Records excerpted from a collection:

%%

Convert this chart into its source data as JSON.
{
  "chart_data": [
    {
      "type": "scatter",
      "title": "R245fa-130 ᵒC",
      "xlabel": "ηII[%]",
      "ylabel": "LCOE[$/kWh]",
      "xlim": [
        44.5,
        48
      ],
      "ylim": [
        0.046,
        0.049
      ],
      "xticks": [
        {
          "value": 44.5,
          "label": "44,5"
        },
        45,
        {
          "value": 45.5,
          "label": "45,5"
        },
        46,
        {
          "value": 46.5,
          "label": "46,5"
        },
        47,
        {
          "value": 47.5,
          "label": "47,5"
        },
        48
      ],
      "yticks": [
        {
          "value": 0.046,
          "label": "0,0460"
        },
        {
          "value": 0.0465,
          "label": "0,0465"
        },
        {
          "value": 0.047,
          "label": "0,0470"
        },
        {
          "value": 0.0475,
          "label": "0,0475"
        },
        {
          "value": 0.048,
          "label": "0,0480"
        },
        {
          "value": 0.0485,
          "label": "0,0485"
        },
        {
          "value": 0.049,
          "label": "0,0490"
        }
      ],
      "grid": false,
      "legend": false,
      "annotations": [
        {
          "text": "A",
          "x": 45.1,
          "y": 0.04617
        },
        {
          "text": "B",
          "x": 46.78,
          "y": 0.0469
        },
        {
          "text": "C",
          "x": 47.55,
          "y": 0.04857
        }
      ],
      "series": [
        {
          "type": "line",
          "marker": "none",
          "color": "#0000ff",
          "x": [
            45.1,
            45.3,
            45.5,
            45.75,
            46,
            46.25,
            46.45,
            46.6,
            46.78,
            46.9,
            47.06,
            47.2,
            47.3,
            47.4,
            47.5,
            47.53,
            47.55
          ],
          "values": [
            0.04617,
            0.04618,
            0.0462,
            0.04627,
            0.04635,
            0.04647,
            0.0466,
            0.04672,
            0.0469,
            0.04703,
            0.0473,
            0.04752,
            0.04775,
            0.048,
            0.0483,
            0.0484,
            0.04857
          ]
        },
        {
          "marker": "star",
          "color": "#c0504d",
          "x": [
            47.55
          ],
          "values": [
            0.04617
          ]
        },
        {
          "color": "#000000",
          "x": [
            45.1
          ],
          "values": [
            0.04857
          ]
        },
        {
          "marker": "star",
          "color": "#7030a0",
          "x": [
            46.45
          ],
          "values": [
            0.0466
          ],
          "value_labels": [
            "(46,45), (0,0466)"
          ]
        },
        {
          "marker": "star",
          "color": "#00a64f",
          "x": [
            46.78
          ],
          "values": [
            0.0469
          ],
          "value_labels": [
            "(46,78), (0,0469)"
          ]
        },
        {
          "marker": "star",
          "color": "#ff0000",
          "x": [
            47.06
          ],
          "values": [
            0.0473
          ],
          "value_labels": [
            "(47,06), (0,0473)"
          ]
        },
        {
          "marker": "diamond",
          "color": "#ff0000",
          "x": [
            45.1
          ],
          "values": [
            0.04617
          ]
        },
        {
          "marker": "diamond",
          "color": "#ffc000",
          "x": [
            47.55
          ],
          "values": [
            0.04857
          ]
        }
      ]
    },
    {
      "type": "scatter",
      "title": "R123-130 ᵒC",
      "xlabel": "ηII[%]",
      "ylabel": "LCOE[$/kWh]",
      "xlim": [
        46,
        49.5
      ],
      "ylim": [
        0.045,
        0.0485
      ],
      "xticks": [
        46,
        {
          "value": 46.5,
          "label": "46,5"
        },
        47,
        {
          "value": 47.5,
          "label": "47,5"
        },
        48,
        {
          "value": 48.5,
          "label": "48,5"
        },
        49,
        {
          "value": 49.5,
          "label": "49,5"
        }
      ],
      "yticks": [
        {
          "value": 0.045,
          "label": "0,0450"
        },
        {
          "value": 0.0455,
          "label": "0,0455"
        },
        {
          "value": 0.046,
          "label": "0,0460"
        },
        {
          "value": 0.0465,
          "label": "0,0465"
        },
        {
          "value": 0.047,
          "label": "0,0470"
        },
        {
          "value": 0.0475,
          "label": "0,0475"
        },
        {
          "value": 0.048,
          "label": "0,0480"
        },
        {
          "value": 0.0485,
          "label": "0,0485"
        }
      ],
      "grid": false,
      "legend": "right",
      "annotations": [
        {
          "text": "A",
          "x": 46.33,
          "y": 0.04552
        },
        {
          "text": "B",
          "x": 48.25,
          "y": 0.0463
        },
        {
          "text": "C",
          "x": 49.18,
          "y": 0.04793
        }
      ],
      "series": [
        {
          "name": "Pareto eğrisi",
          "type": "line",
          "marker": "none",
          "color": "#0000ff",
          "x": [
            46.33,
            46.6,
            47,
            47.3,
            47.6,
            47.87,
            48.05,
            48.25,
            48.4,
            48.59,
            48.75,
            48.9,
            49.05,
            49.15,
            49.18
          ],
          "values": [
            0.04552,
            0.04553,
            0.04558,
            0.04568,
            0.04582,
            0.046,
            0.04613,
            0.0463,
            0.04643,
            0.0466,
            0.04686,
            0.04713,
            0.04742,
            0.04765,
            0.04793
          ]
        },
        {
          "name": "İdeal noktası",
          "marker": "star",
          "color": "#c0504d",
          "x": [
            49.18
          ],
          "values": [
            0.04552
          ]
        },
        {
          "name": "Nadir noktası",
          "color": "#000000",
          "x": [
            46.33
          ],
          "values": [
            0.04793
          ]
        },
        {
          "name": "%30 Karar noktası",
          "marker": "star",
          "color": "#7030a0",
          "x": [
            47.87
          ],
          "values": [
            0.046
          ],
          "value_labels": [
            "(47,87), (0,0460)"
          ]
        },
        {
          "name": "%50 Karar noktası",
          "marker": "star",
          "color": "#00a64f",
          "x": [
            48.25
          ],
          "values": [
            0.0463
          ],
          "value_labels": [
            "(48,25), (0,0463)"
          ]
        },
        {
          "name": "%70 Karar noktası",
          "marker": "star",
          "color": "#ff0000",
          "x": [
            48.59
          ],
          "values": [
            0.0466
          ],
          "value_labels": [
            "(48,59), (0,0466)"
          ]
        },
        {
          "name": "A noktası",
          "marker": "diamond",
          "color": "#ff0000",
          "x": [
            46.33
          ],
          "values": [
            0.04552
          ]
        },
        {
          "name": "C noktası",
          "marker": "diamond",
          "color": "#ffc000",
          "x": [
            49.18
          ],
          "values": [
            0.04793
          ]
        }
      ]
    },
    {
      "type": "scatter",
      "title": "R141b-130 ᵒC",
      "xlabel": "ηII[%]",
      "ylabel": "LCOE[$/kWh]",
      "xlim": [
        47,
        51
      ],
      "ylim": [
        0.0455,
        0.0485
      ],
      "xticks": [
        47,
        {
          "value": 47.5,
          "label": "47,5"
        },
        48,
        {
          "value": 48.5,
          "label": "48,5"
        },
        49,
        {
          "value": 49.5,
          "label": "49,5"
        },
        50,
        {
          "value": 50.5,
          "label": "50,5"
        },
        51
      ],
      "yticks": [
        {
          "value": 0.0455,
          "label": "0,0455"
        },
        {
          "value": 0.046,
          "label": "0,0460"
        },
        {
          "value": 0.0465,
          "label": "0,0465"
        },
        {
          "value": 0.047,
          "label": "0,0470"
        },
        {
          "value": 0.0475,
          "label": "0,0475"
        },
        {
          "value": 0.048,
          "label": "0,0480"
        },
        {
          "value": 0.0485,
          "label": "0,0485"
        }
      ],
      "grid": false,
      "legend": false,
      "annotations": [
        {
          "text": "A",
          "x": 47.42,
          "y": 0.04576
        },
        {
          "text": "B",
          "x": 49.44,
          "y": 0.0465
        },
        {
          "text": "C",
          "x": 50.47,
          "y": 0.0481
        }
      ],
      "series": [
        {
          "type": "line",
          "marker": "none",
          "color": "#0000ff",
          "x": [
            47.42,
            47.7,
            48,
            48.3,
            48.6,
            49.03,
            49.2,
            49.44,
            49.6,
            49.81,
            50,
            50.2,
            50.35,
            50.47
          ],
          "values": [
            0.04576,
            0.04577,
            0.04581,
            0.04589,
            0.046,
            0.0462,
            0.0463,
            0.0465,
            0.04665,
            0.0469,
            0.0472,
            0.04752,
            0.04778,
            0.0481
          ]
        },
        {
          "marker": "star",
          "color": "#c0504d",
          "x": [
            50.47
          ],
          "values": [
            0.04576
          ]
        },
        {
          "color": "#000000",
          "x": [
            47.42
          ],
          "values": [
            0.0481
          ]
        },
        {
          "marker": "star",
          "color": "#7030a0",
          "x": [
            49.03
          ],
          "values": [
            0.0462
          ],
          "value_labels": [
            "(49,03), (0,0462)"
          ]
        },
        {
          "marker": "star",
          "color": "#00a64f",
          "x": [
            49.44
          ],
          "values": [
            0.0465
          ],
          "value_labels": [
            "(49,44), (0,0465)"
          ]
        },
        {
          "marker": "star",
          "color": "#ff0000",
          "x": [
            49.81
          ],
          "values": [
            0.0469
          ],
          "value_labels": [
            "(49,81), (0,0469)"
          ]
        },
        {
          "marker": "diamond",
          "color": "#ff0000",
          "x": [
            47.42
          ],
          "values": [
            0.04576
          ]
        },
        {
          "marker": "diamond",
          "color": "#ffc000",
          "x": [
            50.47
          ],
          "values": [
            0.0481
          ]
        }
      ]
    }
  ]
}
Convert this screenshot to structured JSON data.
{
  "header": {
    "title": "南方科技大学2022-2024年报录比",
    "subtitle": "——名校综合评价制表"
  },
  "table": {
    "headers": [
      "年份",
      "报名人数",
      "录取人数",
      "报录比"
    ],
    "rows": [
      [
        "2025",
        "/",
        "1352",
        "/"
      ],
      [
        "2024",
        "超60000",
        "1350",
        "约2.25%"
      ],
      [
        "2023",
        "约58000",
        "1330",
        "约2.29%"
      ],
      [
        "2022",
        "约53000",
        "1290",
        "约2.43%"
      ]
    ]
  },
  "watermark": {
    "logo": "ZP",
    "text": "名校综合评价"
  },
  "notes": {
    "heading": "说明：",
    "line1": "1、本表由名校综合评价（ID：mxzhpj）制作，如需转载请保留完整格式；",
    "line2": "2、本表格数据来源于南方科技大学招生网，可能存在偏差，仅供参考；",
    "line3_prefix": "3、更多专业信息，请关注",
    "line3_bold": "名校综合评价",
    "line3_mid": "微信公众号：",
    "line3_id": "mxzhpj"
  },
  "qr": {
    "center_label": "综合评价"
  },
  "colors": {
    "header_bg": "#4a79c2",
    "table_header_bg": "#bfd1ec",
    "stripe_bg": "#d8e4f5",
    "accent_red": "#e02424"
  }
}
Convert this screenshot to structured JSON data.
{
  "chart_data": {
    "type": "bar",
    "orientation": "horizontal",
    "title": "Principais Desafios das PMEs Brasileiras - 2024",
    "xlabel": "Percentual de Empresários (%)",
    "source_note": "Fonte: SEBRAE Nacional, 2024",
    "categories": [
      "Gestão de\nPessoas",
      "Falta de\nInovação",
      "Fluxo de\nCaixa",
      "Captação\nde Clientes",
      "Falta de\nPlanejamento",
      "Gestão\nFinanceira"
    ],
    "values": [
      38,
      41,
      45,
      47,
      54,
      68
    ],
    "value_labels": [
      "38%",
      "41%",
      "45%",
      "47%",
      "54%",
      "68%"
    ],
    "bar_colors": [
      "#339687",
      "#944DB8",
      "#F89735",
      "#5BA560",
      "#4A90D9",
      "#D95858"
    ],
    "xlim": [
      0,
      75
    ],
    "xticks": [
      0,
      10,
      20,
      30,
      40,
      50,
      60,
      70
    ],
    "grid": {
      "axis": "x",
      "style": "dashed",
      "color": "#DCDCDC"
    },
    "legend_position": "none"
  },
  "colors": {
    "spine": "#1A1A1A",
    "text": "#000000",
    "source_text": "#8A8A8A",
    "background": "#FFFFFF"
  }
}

%%

= Exercise prompt =
Report each line in the data that holds the word "Falta".

= Complete output =
      "Falta de\nInovação",
      "Falta de\nPlanejamento",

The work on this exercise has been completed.